Records from a dataset:
··········
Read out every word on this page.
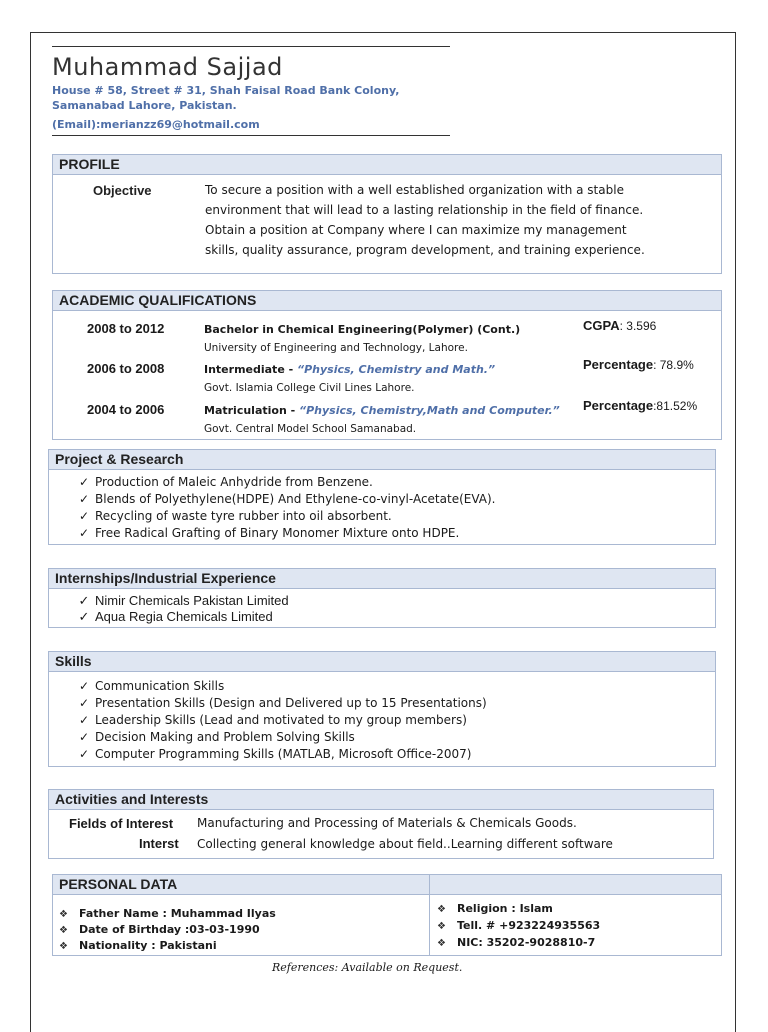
Muhammad Sajjad
House # 58, Street # 31, Shah Faisal Road Bank Colony,
Samanabad Lahore, Pakistan.
(Email):merianzz69@hotmail.com
PROFILE
Objective	To secure a position with a well established organization with a stable
environment that will lead to a lasting relationship in the field of finance.
Obtain a position at Company where I can maximize my management
skills, quality assurance, program development, and training experience.
ACADEMIC QUALIFICATIONS
2008 to 2012	Bachelor in Chemical Engineering(Polymer) (Cont.)
University of Engineering and Technology, Lahore.
CGPA: 3.596
2006 to 2008	Intermediate - “Physics, Chemistry and Math.”
Govt. Islamia College Civil Lines Lahore.
Percentage: 78.9%
2004 to 2006	Matriculation - “Physics, Chemistry,Math and Computer.”
Govt. Central Model School Samanabad.
Percentage:81.52%
Project & Research
✓ Production of Maleic Anhydride from Benzene.
✓ Blends of Polyethylene(HDPE) And Ethylene-co-vinyl-Acetate(EVA).
✓ Recycling of waste tyre rubber into oil absorbent.
✓ Free Radical Grafting of Binary Monomer Mixture onto HDPE.
Internships/Industrial Experience
✓ Nimir Chemicals Pakistan Limited
✓ Aqua Regia Chemicals Limited
Skills
✓ Communication Skills
✓ Presentation Skills (Design and Delivered up to 15 Presentations)
✓ Leadership Skills (Lead and motivated to my group members)
✓ Decision Making and Problem Solving Skills
✓ Computer Programming Skills (MATLAB, Microsoft Office-2007)
Activities and Interests
Fields of Interest Manufacturing and Processing of Materials & Chemicals Goods.
Interst Collecting general knowledge about field..Learning different software
PERSONAL DATA
❖ Father Name : Muhammad Ilyas
❖ Date of Birthday :03-03-1990
❖ Nationality : Pakistani
❖ Religion : Islam
❖ Tell. # +923224935563
❖ NIC: 35202-9028810-7
References: Available on Request.
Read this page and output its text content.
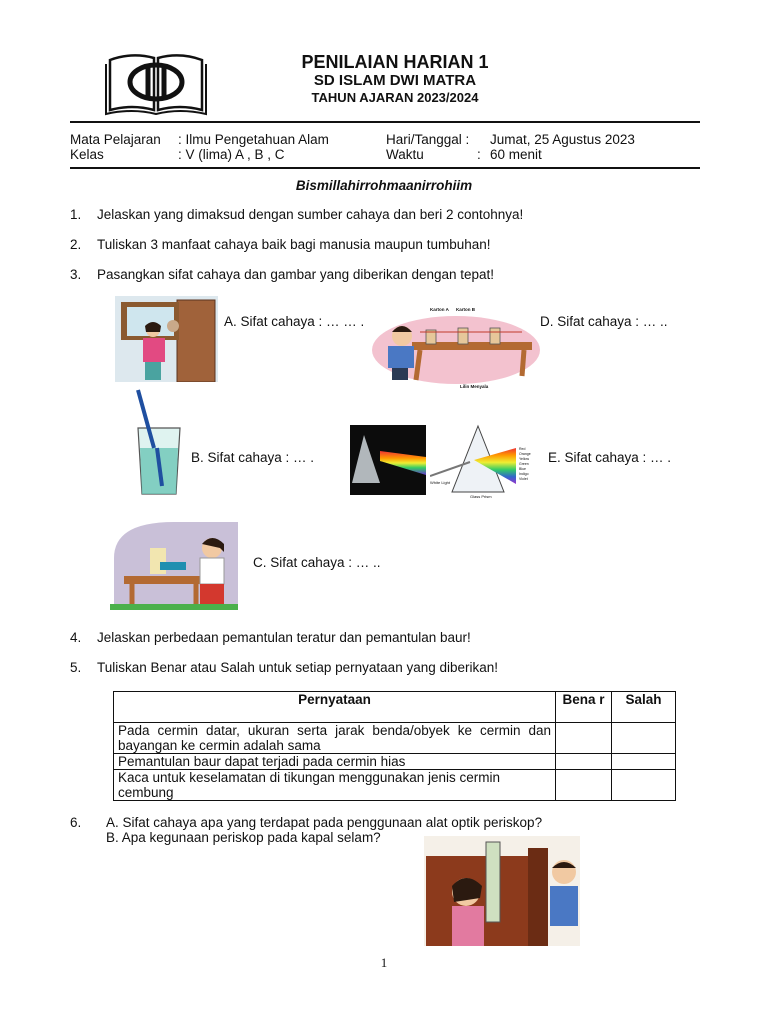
PENILAIAN HARIAN 1
SD ISLAM DWI MATRA
TAHUN AJARAN 2023/2024
Mata Pelajaran : Ilmu Pengetahuan Alam
Kelas	: V (lima) A , B , C
Hari/Tanggal : Jumat, 25 Agustus 2023
Waktu	: 60 menit
Bismillahirrohmaanirrohiim
1. Jelaskan yang dimaksud dengan sumber cahaya dan beri 2 contohnya!
2. Tuliskan 3 manfaat cahaya baik bagi manusia maupun tumbuhan!
3. Pasangkan sifat cahaya dan gambar yang diberikan dengan tepat!
A. Sifat cahaya : … … .
Karton A Karton B
Lilin Menyala
D. Sifat cahaya : … ..
B. Sifat cahaya : … .
White Light
Glass Prism
Red
Orange
Yellow
Green
Blue
Indigo
Violet
E. Sifat cahaya : … .
C. Sifat cahaya : … ..
4. Jelaskan perbedaan pemantulan teratur dan pemantulan baur!
5. Tuliskan Benar atau Salah untuk setiap pernyataan yang diberikan!
Pernyataan	Bena r	Salah
Pada cermin datar, ukuran serta jarak benda/obyek ke cermin dan bayangan ke cermin adalah sama		
Pemantulan baur dapat terjadi pada cermin hias		
Kaca untuk keselamatan di tikungan menggunakan jenis cermin cembung		
6. A. Sifat cahaya apa yang terdapat pada penggunaan alat optik periskop?
B. Apa kegunaan periskop pada kapal selam?
1
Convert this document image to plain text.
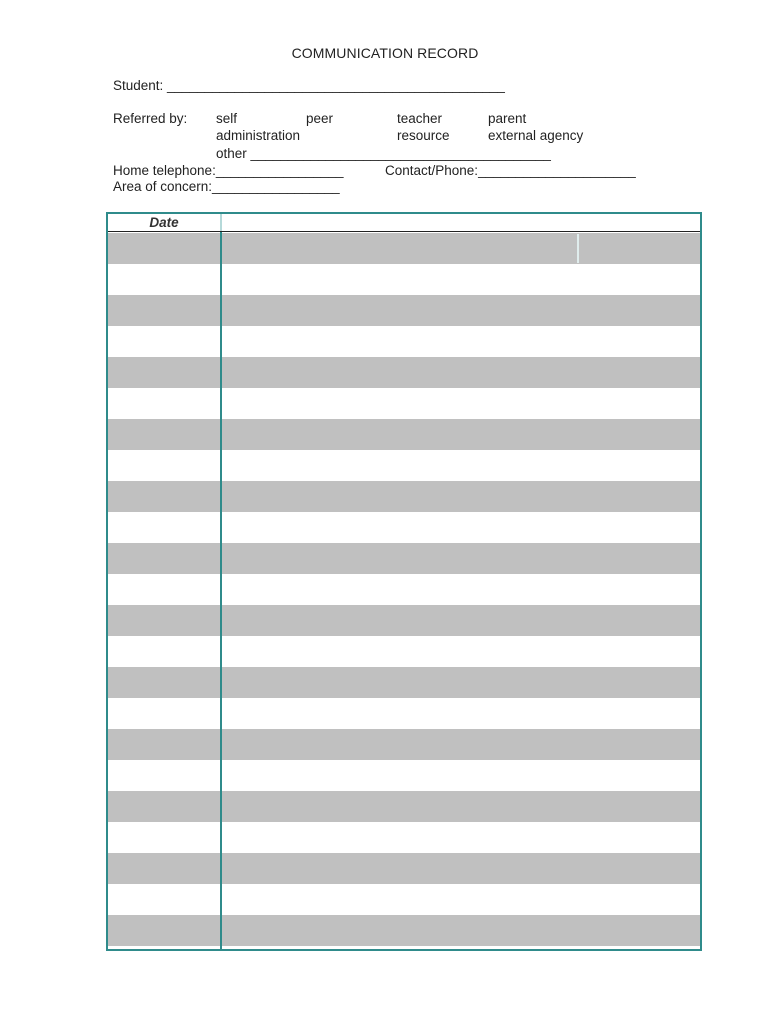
COMMUNICATION RECORD
Student: _____________________________________________
Referred by: self	peer	teacher	parent
administration	resource	external agency
other ________________________________________
Home telephone:_________________	Contact/Phone:_____________________
Area of concern:_________________
Date
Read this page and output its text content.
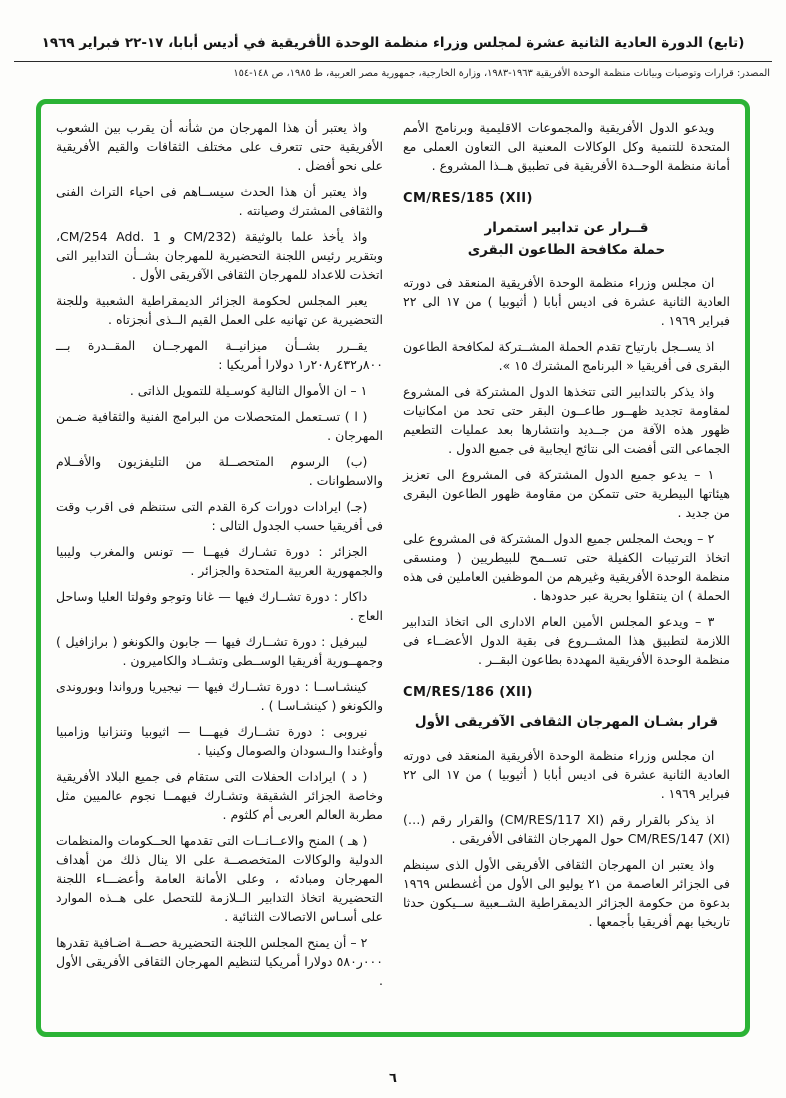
(تابع) الدورة العادية الثانية عشرة لمجلس وزراء منظمة الوحدة الأفريقية في أديس أبابا، ١٧-٢٢ فبراير ١٩٦٩
المصدر: قرارات وتوصيات وبيانات منظمة الوحدة الأفريقية ١٩٦٣-١٩٨٣، وزارة الخارجية، جمهورية مصر العربية، ط ١٩٨٥، ص ١٤٨-١٥٤

ويدعو الدول الأفريقية والمجموعات الاقليمية وبرنامج الأمم المتحدة للتنمية وكل الوكالات المعنية الى التعاون العملى مع أمانة منظمة الوحــدة الأفريقية فى تطبيق هــذا المشروع .

CM/RES/185 (XII)
قــرار عن تدابير استمرار
حملة مكافحة الطاعون البقرى

ان مجلس وزراء منظمة الوحدة الأفريقية المنعقد فى دورته العادية الثانية عشرة فى اديس أبابا ( أثيوبيا ) من ١٧ الى ٢٢ فبراير ١٩٦٩ .

اذ يســجل بارتياح تقدم الحملة المشــتركة لمكافحة الطاعون البقرى فى أفريقيا « البرنامج المشترك ١٥ ».

واذ يذكر بالتدابير التى تتخذها الدول المشتركة فى المشروع لمقاومة تجديد ظهــور طاعــون البقر حتى تحد من امكانيات ظهور هذه الآفة من جــديد وانتشارها بعد عمليات التطعيم الجماعى التى أفضت الى نتائج ايجابية فى جميع الدول .

١ – يدعو جميع الدول المشتركة فى المشروع الى تعزيز هيئاتها البيطرية حتى تتمكن من مقاومة ظهور الطاعون البقرى من جديد .

٢ – ويحث المجلس جميع الدول المشتركة فى المشروع على اتخاذ الترتيبات الكفيلة حتى تســمح للبيطريين ( ومنسقى منظمة الوحدة الأفريقية وغيرهم من الموظفين العاملين فى هذه الحملة ) ان ينتقلوا بحرية عبر حدودها .

٣ – ويدعو المجلس الأمين العام الادارى الى اتخاذ التدابير اللازمة لتطبيق هذا المشــروع فى بقية الدول الأعضــاء فى منظمة الوحدة الأفريقية المهددة بطاعون البقــر .

CM/RES/186 (XII)
قرار بشـان المهرجان الثقافى الآفريقى الأول

ان مجلس وزراء منظمة الوحدة الأفريقية المنعقد فى دورته العادية الثانية عشرة فى اديس أبابا ( أثيوبيا ) من ١٧ الى ٢٢ فبراير ١٩٦٩ .

اذ يذكر بالقرار رقم (CM/RES/117 XI) والقرار رقم (…) CM/RES/147 (XI) حول المهرجان الثقافى الأفريقى .

واذ يعتبر ان المهرجان الثقافى الأفريقى الأول الذى سينظم فى الجزائر العاصمة من ٢١ يوليو الى الأول من أغسطس ١٩٦٩ بدعوة من حكومة الجزائر الديمقراطية الشــعبية ســيكون حدثا تاريخيا بهم أفريقيا بأجمعها .

واذ يعتبر أن هذا المهرجان من شأنه أن يقرب بين الشعوب الأفريقية حتى تتعرف على مختلف الثقافات والقيم الأفريقية على نحو أفضل .

واذ يعتبر أن هذا الحدث سيســاهم فى احياء التراث الفنى والثقافى المشترك وصيانته .

واذ يأخذ علما بالوثيقة (CM/232 و CM/254 Add. 1، وبتقرير رئيس اللجنة التحضيرية للمهرجان بشــأن التدابير التى اتخذت للاعداد للمهرجان الثقافى الآفريقى الأول .

يعبر المجلس لحكومة الجزائر الديمقراطية الشعبية وللجنة التحضيرية عن تهانيه على العمل القيم الــذى أنجزتاه .

يقــرر بشــأن ميزانيــة المهرجــان المقــدرة بـــ ٨٠٠ر٤٣٢ر٢٠٨ر١ دولارا أمريكيا :

١ – ان الأموال التالية كوسـيلة للتمويل الذاتى .

( ا ) تسـتعمل المتحصلات من البرامج الفنية والثقافية ضـمن المهرجان .

(ب) الرسوم المتحصــلة من التليفزيون والأفــلام والاسطوانات .

(جـ) ايرادات دورات كرة القدم التى ستنظم فى اقرب وقت فى أفريقيا حسب الجدول التالى :

الجزائر : دورة تشـارك فيهــا — تونس والمغرب وليبيا والجمهورية العربية المتحدة والجزائر .

داكار : دورة تشــارك فيها — غانا وتوجو وفولتا العليا وساحل العاج .

ليبرفيل : دورة تشــارك فيها — جابون والكونغو ( برازافيل ) وجمهــورية أفريقيا الوســطى وتشــاد والكاميرون .

كينشـاســا : دورة تشــارك فيها — نيجيريا ورواندا وبوروندى والكونغو ( كينشـاسـا ) .

نيروبى : دورة تشــارك فيهـــا — اثيوبيا وتنزانيا وزامبيا وأوغندا والـسودان والصومال وكينيا .

( د ) ايرادات الحفلات التى ستقام فى جميع البلاد الأفريقية وخاصة الجزائر الشقيقة وتشـارك فيهمــا نجوم عالميين مثل مطربة العالم العربى أم كلثوم .

( هـ ) المنح والاعــانــات التى تقدمها الحــكومات والمنظمات الدولية والوكالات المتخصصــة على الا ينال ذلك من أهداف المهرجان ومبادئه ، وعلى الأمانة العامة وأعضـــاء اللجنة التحضيرية اتخاذ التدابير الــلازمة للتحصل على هــذه الموارد على أسـاس الاتصالات الثنائية .

٢ – أن يمنح المجلس اللجنة التحضيرية حصــة اضـافية تقدرها ٠٠٠ر٥٨٠ دولارا أمريكيا لتنظيم المهرجان الثقافى الأفريقى الأول .

٦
··········
Challenge -
Return each line with "ظهور".

Response to this exercise -
واذ يذكر بالتدابير التى تتخذها الدول المشتركة فى المشروع لمقاومة تجديد ظهــور طاعــون البقر حتى تحد من امكانيات ظهور هذه الآفة من جــديد وانتشارها بعد عمليات التطعيم الجماعى التى أفضت الى نتائج ايجابية فى جميع الدول .
١ – يدعو جميع الدول المشتركة فى المشروع الى تعزيز هيئاتها البيطرية حتى تتمكن من مقاومة ظهور الطاعون البقرى من جديد .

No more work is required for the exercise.